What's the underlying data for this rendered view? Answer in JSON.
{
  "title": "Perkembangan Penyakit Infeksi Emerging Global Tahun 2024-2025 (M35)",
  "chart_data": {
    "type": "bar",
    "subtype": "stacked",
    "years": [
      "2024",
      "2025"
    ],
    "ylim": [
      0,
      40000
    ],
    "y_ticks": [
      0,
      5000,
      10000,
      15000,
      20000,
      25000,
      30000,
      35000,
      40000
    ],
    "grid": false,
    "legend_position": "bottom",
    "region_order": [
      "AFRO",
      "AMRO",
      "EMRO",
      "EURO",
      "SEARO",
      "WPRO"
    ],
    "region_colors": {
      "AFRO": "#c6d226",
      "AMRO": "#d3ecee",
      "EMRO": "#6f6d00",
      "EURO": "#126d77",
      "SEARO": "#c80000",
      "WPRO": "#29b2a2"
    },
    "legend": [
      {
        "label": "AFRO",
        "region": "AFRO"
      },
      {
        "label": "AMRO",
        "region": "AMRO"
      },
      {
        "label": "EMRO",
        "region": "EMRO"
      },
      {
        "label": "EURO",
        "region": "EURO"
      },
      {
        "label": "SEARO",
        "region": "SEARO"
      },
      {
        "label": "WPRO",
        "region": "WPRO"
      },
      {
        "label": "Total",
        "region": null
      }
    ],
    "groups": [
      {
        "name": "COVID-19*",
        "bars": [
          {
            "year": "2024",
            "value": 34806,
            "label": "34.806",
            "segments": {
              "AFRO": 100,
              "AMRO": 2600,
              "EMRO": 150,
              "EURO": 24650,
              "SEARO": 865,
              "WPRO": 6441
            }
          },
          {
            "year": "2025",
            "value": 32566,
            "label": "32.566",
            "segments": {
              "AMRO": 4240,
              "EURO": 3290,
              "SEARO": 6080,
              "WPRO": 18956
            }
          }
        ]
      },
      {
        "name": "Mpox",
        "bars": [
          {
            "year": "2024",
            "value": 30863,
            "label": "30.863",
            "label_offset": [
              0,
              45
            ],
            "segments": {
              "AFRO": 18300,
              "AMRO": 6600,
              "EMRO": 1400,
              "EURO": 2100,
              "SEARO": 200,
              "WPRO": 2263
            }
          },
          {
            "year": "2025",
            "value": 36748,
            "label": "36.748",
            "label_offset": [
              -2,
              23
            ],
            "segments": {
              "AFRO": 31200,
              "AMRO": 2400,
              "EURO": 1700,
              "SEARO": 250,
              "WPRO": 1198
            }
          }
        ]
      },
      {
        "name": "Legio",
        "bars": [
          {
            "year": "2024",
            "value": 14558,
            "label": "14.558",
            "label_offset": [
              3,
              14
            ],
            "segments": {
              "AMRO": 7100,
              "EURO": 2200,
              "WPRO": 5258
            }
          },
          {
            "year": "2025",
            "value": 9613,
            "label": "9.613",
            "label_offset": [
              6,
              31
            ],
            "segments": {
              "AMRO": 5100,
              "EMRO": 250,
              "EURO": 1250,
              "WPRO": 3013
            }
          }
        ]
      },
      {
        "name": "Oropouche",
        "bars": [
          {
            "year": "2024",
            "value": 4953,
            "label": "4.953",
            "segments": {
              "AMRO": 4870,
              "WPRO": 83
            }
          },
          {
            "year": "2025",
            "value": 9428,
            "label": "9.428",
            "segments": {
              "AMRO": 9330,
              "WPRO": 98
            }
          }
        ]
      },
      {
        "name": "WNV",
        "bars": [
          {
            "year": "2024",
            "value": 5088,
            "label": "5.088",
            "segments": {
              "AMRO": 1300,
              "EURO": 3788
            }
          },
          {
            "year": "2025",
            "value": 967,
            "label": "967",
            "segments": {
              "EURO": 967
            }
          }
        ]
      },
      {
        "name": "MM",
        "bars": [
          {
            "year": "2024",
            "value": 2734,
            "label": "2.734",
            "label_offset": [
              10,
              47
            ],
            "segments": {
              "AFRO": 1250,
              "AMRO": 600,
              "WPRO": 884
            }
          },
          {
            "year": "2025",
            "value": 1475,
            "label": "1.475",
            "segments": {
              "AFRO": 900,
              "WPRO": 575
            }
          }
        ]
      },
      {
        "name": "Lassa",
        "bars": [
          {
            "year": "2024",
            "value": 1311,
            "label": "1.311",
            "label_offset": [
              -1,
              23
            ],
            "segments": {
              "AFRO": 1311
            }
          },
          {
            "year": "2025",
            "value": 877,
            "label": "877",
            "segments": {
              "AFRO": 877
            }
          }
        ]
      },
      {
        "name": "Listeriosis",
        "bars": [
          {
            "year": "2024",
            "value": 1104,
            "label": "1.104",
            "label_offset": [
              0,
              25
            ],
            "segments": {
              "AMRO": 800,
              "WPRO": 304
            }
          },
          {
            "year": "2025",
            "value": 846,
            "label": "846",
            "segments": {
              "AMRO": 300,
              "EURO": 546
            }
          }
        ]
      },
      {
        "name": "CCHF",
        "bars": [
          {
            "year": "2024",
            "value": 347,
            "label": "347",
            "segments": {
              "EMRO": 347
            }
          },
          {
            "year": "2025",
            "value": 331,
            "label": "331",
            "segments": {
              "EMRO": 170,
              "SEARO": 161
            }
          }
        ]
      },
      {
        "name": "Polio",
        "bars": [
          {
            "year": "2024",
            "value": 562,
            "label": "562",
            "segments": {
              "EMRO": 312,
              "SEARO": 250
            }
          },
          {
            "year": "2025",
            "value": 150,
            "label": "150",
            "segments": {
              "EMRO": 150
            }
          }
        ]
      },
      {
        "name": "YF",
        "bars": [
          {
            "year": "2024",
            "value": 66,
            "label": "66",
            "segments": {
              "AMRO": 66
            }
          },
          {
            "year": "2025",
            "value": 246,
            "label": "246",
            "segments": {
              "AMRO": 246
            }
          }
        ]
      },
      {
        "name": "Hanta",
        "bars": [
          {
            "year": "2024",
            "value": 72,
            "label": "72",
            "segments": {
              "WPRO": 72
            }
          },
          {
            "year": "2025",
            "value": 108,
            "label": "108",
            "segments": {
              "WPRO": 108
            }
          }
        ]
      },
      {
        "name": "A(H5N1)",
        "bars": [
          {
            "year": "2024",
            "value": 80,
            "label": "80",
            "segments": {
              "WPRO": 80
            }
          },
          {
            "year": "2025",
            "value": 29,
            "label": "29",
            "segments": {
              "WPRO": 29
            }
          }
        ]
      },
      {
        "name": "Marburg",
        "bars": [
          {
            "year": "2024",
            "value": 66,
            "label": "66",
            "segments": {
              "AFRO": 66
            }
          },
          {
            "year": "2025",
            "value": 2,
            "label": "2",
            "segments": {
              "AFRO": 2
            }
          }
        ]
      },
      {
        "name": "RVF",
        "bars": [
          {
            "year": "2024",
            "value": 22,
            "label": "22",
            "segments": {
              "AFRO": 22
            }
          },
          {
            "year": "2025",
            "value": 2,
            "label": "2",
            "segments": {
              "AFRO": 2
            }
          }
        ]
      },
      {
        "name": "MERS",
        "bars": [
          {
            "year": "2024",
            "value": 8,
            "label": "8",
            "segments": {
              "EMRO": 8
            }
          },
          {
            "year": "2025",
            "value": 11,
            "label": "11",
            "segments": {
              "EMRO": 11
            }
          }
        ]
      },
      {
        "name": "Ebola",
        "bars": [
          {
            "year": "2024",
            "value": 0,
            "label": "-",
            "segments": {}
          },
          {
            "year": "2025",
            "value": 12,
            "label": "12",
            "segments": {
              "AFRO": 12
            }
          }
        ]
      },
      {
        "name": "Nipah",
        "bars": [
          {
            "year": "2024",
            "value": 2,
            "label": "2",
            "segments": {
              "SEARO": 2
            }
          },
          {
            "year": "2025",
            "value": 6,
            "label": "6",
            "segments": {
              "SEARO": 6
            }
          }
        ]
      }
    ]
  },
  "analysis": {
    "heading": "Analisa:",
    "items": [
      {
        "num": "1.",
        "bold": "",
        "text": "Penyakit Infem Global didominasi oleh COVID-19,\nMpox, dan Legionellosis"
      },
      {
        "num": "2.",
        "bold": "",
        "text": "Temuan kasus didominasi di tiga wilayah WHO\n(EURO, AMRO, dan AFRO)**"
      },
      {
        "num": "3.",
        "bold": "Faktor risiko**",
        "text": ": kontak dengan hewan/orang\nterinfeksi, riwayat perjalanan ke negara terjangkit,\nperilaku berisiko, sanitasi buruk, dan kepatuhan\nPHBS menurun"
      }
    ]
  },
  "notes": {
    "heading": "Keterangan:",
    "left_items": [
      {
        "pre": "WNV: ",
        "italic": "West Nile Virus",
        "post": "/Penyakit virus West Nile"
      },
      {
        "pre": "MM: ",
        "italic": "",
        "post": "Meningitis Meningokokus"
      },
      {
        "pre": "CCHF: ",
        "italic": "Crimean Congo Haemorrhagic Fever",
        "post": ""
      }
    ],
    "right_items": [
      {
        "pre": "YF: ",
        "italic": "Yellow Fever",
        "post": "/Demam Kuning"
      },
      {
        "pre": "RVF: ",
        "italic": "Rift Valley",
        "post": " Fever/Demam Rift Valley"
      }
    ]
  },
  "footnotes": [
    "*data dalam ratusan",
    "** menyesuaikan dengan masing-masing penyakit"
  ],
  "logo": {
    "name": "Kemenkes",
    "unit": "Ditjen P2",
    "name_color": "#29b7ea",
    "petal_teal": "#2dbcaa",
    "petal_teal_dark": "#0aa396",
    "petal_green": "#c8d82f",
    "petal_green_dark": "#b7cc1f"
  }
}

######

# BRIEF
In the entries above, copy each line that contains the string "Valley".

# TASK OUTPUT
        "italic": "Rift Valley",
        "post": " Fever/Demam Rift Valley"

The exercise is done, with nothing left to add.